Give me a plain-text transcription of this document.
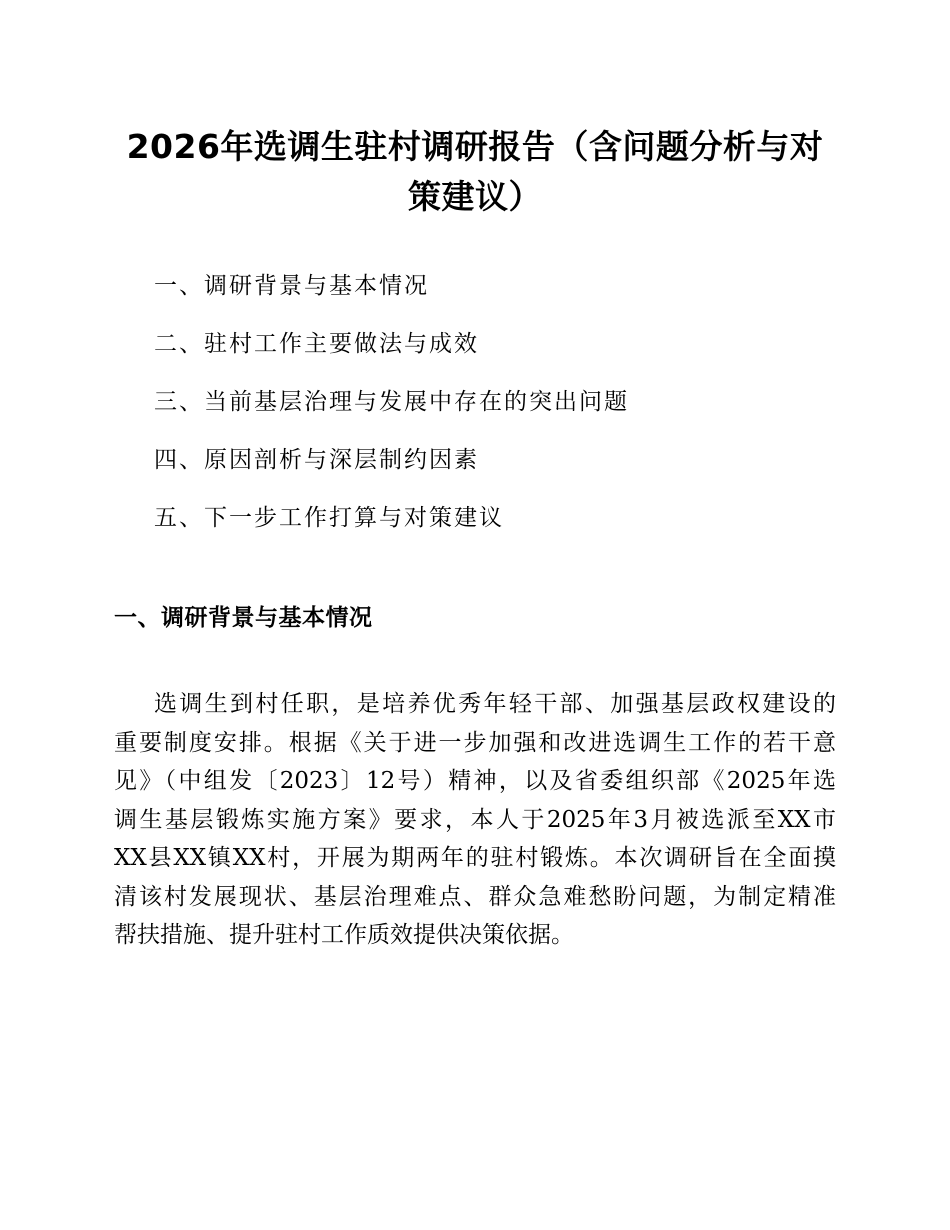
2026年选调生驻村调研报告（含问题分析与对策建议）
一、调研背景与基本情况
二、驻村工作主要做法与成效
三、当前基层治理与发展中存在的突出问题
四、原因剖析与深层制约因素
五、下一步工作打算与对策建议
一、调研背景与基本情况
选调生到村任职，是培养优秀年轻干部、加强基层政权建设的
重要制度安排。根据《关于进一步加强和改进选调生工作的若干意
见》（中组发〔2023〕12号）精神，以及省委组织部《2025年选
调生基层锻炼实施方案》要求，本人于2025年3月被选派至XX市
XX县XX镇XX村，开展为期两年的驻村锻炼。本次调研旨在全面摸
清该村发展现状、基层治理难点、群众急难愁盼问题，为制定精准
帮扶措施、提升驻村工作质效提供决策依据。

•••

▶ **Task requirements**: Transcribe the records word for word and include no pictures.

▶ **Problem solution**:
Give me a plain-text transcription of this document.
2026年选调生驻村调研报告（含问题分析与对策建议）
一、调研背景与基本情况
二、驻村工作主要做法与成效
三、当前基层治理与发展中存在的突出问题
四、原因剖析与深层制约因素
五、下一步工作打算与对策建议
一、调研背景与基本情况
选调生到村任职，是培养优秀年轻干部、加强基层政权建设的
重要制度安排。根据《关于进一步加强和改进选调生工作的若干意
见》（中组发〔2023〕12号）精神，以及省委组织部《2025年选
调生基层锻炼实施方案》要求，本人于2025年3月被选派至XX市
XX县XX镇XX村，开展为期两年的驻村锻炼。本次调研旨在全面摸
清该村发展现状、基层治理难点、群众急难愁盼问题，为制定精准
帮扶措施、提升驻村工作质效提供决策依据。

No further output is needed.